--- START OF The data ---

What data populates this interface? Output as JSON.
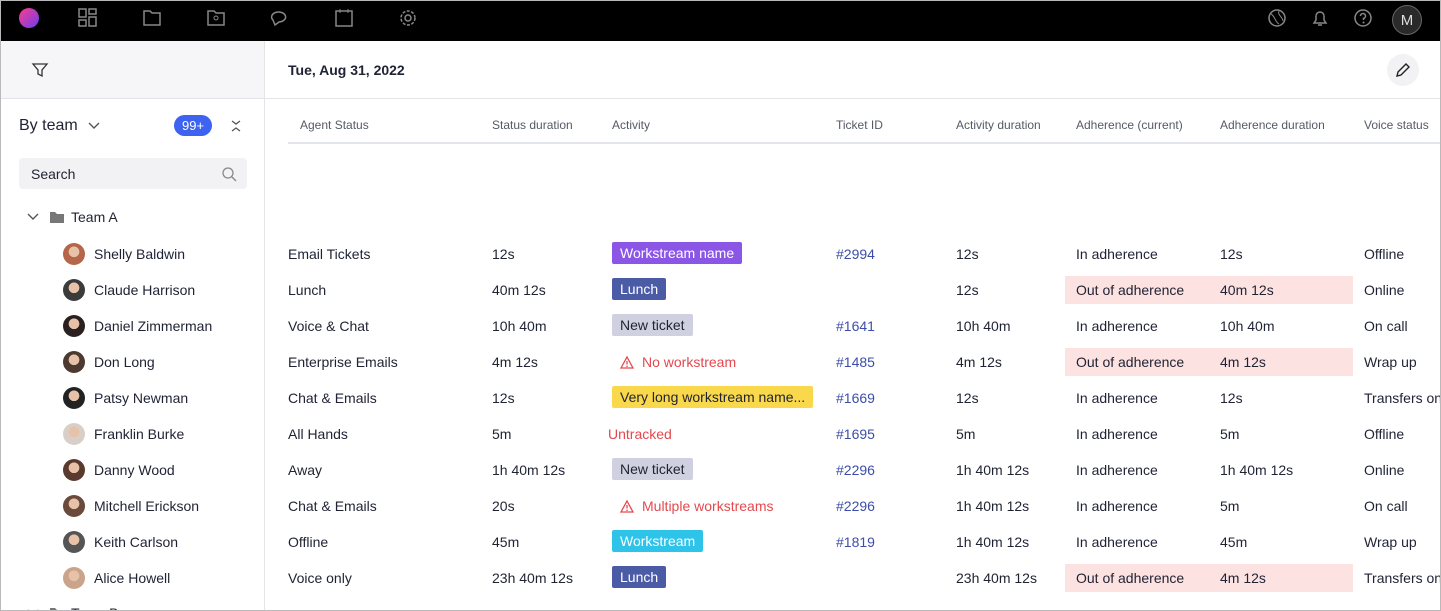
{
  "topbar": {
    "avatar": "M"
  },
  "sidebar": {
    "group_by": "By team",
    "badge": "99+",
    "search_placeholder": "Search",
    "teams": [
      {
        "name": "Team A",
        "agents": [
          "Shelly Baldwin",
          "Claude Harrison",
          "Daniel Zimmerman",
          "Don Long",
          "Patsy Newman",
          "Franklin Burke",
          "Danny Wood",
          "Mitchell Erickson",
          "Keith Carlson",
          "Alice Howell"
        ]
      },
      {
        "name": "Team B",
        "agents": []
      }
    ]
  },
  "header": {
    "date": "Tue, Aug 31, 2022"
  },
  "table": {
    "columns": [
      "Agent Status",
      "Status duration",
      "Activity",
      "Ticket ID",
      "Activity duration",
      "Adherence (current)",
      "Adherence duration",
      "Voice status"
    ],
    "rows": [
      {
        "status": "Email Tickets",
        "status_duration": "12s",
        "activity": {
          "label": "Workstream name",
          "kind": "badge",
          "color": "#8b55e6",
          "text_color": "#ffffff"
        },
        "ticket": "#2994",
        "activity_duration": "12s",
        "adherence": "In adherence",
        "adherence_alert": false,
        "adherence_duration": "12s",
        "voice": "Offline"
      },
      {
        "status": "Lunch",
        "status_duration": "40m 12s",
        "activity": {
          "label": "Lunch",
          "kind": "badge",
          "color": "#4b5ba6",
          "text_color": "#ffffff"
        },
        "ticket": null,
        "activity_duration": "12s",
        "adherence": "Out of adherence",
        "adherence_alert": true,
        "adherence_duration": "40m 12s",
        "voice": "Online"
      },
      {
        "status": "Voice & Chat",
        "status_duration": "10h 40m",
        "activity": {
          "label": "New ticket",
          "kind": "badge",
          "color": "#cfd1e0",
          "text_color": "#1f2233"
        },
        "ticket": "#1641",
        "activity_duration": "10h 40m",
        "adherence": "In adherence",
        "adherence_alert": false,
        "adherence_duration": "10h 40m",
        "voice": "On call"
      },
      {
        "status": "Enterprise Emails",
        "status_duration": "4m 12s",
        "activity": {
          "label": "No workstream",
          "kind": "warning",
          "color": "#e5484d"
        },
        "ticket": "#1485",
        "activity_duration": "4m 12s",
        "adherence": "Out of adherence",
        "adherence_alert": true,
        "adherence_duration": "4m 12s",
        "voice": "Wrap up"
      },
      {
        "status": "Chat & Emails",
        "status_duration": "12s",
        "activity": {
          "label": "Very long workstream name...",
          "kind": "badge",
          "color": "#f9d94b",
          "text_color": "#1f2233"
        },
        "ticket": "#1669",
        "activity_duration": "12s",
        "adherence": "In adherence",
        "adherence_alert": false,
        "adherence_duration": "12s",
        "voice": "Transfers only"
      },
      {
        "status": "All Hands",
        "status_duration": "5m",
        "activity": {
          "label": "Untracked",
          "kind": "text",
          "color": "#e5484d"
        },
        "ticket": "#1695",
        "activity_duration": "5m",
        "adherence": "In adherence",
        "adherence_alert": false,
        "adherence_duration": "5m",
        "voice": "Offline"
      },
      {
        "status": "Away",
        "status_duration": "1h 40m 12s",
        "activity": {
          "label": "New ticket",
          "kind": "badge",
          "color": "#cfd1e0",
          "text_color": "#1f2233"
        },
        "ticket": "#2296",
        "activity_duration": "1h 40m 12s",
        "adherence": "In adherence",
        "adherence_alert": false,
        "adherence_duration": "1h 40m 12s",
        "voice": "Online"
      },
      {
        "status": "Chat & Emails",
        "status_duration": "20s",
        "activity": {
          "label": "Multiple workstreams",
          "kind": "warning",
          "color": "#e5484d"
        },
        "ticket": "#2296",
        "activity_duration": "1h 40m 12s",
        "adherence": "In adherence",
        "adherence_alert": false,
        "adherence_duration": "5m",
        "voice": "On call"
      },
      {
        "status": "Offline",
        "status_duration": "45m",
        "activity": {
          "label": "Workstream",
          "kind": "badge",
          "color": "#2ec4ea",
          "text_color": "#ffffff"
        },
        "ticket": "#1819",
        "activity_duration": "1h 40m 12s",
        "adherence": "In adherence",
        "adherence_alert": false,
        "adherence_duration": "45m",
        "voice": "Wrap up"
      },
      {
        "status": "Voice only",
        "status_duration": "23h 40m 12s",
        "activity": {
          "label": "Lunch",
          "kind": "badge",
          "color": "#4b5ba6",
          "text_color": "#ffffff"
        },
        "ticket": null,
        "activity_duration": "23h 40m 12s",
        "adherence": "Out of adherence",
        "adherence_alert": true,
        "adherence_duration": "4m 12s",
        "voice": "Transfers only"
      }
    ]
  }
}
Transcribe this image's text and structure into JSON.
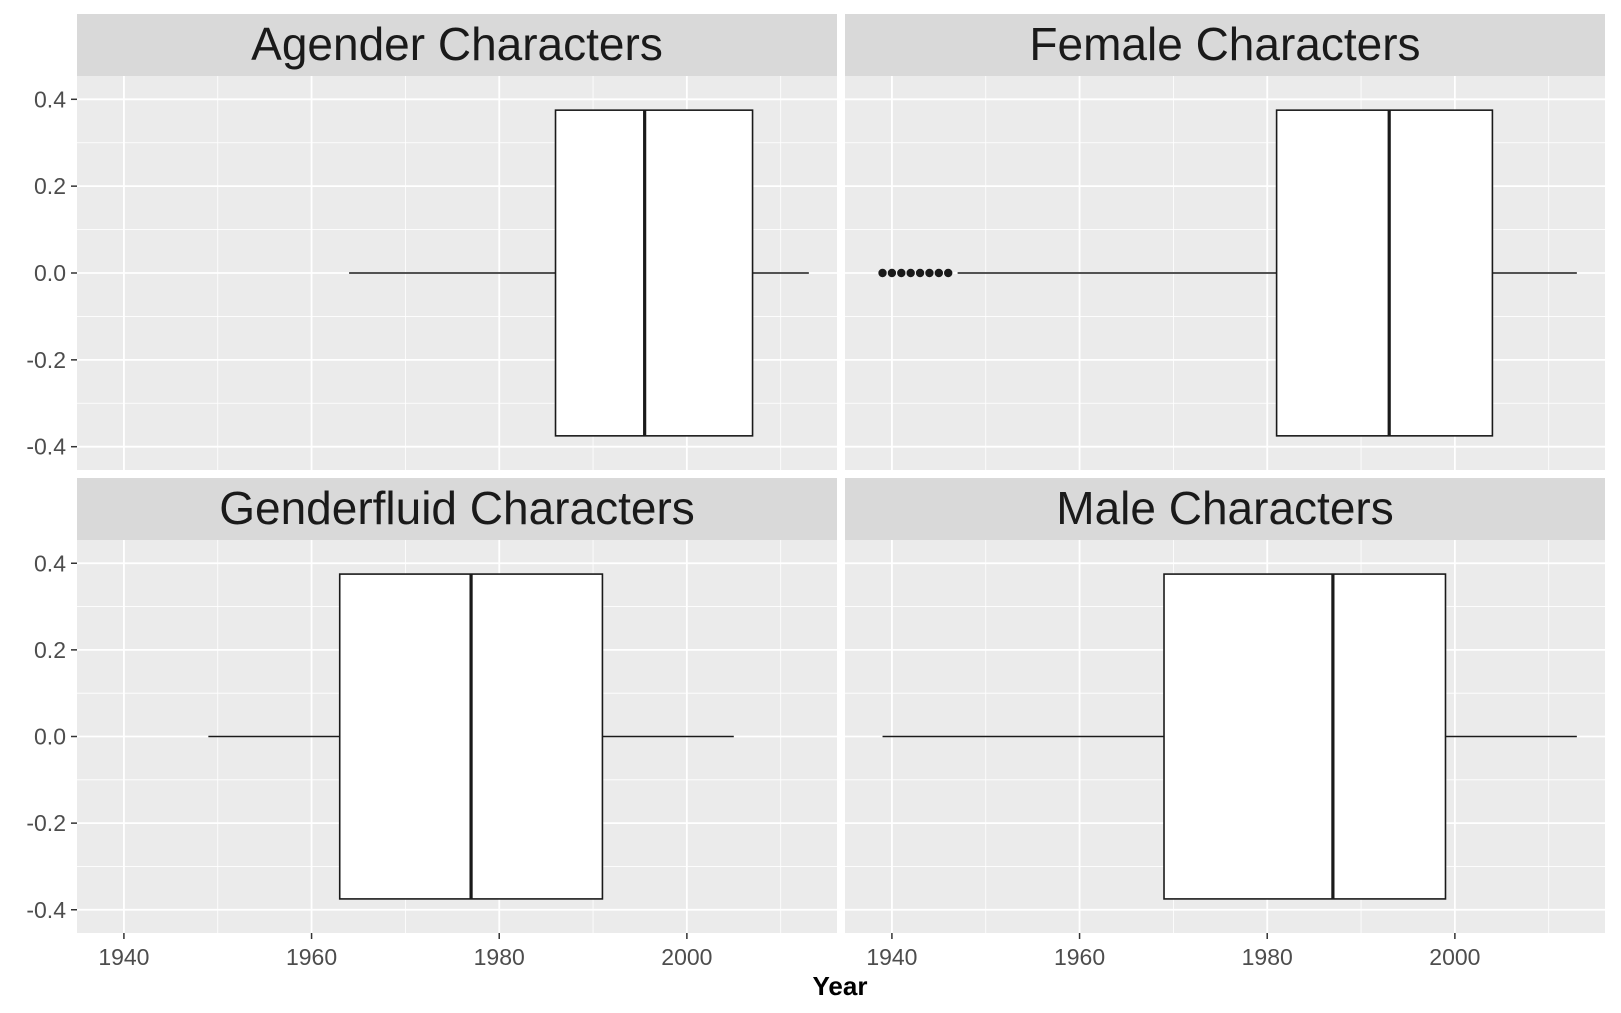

--- END OF The data ---

Every line above should be repeated exactly; pictures stay out of the copy.

Response to the task >>
What data populates this interface? Output as JSON.
{
  "topbar": {
    "avatar": "M"
  },
  "sidebar": {
    "group_by": "By team",
    "badge": "99+",
    "search_placeholder": "Search",
    "teams": [
      {
        "name": "Team A",
        "agents": [
          "Shelly Baldwin",
          "Claude Harrison",
          "Daniel Zimmerman",
          "Don Long",
          "Patsy Newman",
          "Franklin Burke",
          "Danny Wood",
          "Mitchell Erickson",
          "Keith Carlson",
          "Alice Howell"
        ]
      },
      {
        "name": "Team B",
        "agents": []
      }
    ]
  },
  "header": {
    "date": "Tue, Aug 31, 2022"
  },
  "table": {
    "columns": [
      "Agent Status",
      "Status duration",
      "Activity",
      "Ticket ID",
      "Activity duration",
      "Adherence (current)",
      "Adherence duration",
      "Voice status"
    ],
    "rows": [
      {
        "status": "Email Tickets",
        "status_duration": "12s",
        "activity": {
          "label": "Workstream name",
          "kind": "badge",
          "color": "#8b55e6",
          "text_color": "#ffffff"
        },
        "ticket": "#2994",
        "activity_duration": "12s",
        "adherence": "In adherence",
        "adherence_alert": false,
        "adherence_duration": "12s",
        "voice": "Offline"
      },
      {
        "status": "Lunch",
        "status_duration": "40m 12s",
        "activity": {
          "label": "Lunch",
          "kind": "badge",
          "color": "#4b5ba6",
          "text_color": "#ffffff"
        },
        "ticket": null,
        "activity_duration": "12s",
        "adherence": "Out of adherence",
        "adherence_alert": true,
        "adherence_duration": "40m 12s",
        "voice": "Online"
      },
      {
        "status": "Voice & Chat",
        "status_duration": "10h 40m",
        "activity": {
          "label": "New ticket",
          "kind": "badge",
          "color": "#cfd1e0",
          "text_color": "#1f2233"
        },
        "ticket": "#1641",
        "activity_duration": "10h 40m",
        "adherence": "In adherence",
        "adherence_alert": false,
        "adherence_duration": "10h 40m",
        "voice": "On call"
      },
      {
        "status": "Enterprise Emails",
        "status_duration": "4m 12s",
        "activity": {
          "label": "No workstream",
          "kind": "warning",
          "color": "#e5484d"
        },
        "ticket": "#1485",
        "activity_duration": "4m 12s",
        "adherence": "Out of adherence",
        "adherence_alert": true,
        "adherence_duration": "4m 12s",
        "voice": "Wrap up"
      },
      {
        "status": "Chat & Emails",
        "status_duration": "12s",
        "activity": {
          "label": "Very long workstream name...",
          "kind": "badge",
          "color": "#f9d94b",
          "text_color": "#1f2233"
        },
        "ticket": "#1669",
        "activity_duration": "12s",
        "adherence": "In adherence",
        "adherence_alert": false,
        "adherence_duration": "12s",
        "voice": "Transfers only"
      },
      {
        "status": "All Hands",
        "status_duration": "5m",
        "activity": {
          "label": "Untracked",
          "kind": "text",
          "color": "#e5484d"
        },
        "ticket": "#1695",
        "activity_duration": "5m",
        "adherence": "In adherence",
        "adherence_alert": false,
        "adherence_duration": "5m",
        "voice": "Offline"
      },
      {
        "status": "Away",
        "status_duration": "1h 40m 12s",
        "activity": {
          "label": "New ticket",
          "kind": "badge",
          "color": "#cfd1e0",
          "text_color": "#1f2233"
        },
        "ticket": "#2296",
        "activity_duration": "1h 40m 12s",
        "adherence": "In adherence",
        "adherence_alert": false,
        "adherence_duration": "1h 40m 12s",
        "voice": "Online"
      },
      {
        "status": "Chat & Emails",
        "status_duration": "20s",
        "activity": {
          "label": "Multiple workstreams",
          "kind": "warning",
          "color": "#e5484d"
        },
        "ticket": "#2296",
        "activity_duration": "1h 40m 12s",
        "adherence": "In adherence",
        "adherence_alert": false,
        "adherence_duration": "5m",
        "voice": "On call"
      },
      {
        "status": "Offline",
        "status_duration": "45m",
        "activity": {
          "label": "Workstream",
          "kind": "badge",
          "color": "#2ec4ea",
          "text_color": "#ffffff"
        },
        "ticket": "#1819",
        "activity_duration": "1h 40m 12s",
        "adherence": "In adherence",
        "adherence_alert": false,
        "adherence_duration": "45m",
        "voice": "Wrap up"
      },
      {
        "status": "Voice only",
        "status_duration": "23h 40m 12s",
        "activity": {
          "label": "Lunch",
          "kind": "badge",
          "color": "#4b5ba6",
          "text_color": "#ffffff"
        },
        "ticket": null,
        "activity_duration": "23h 40m 12s",
        "adherence": "Out of adherence",
        "adherence_alert": true,
        "adherence_duration": "4m 12s",
        "voice": "Transfers only"
      }
    ]
  }
}
Transcribe this image's text and structure into JSON.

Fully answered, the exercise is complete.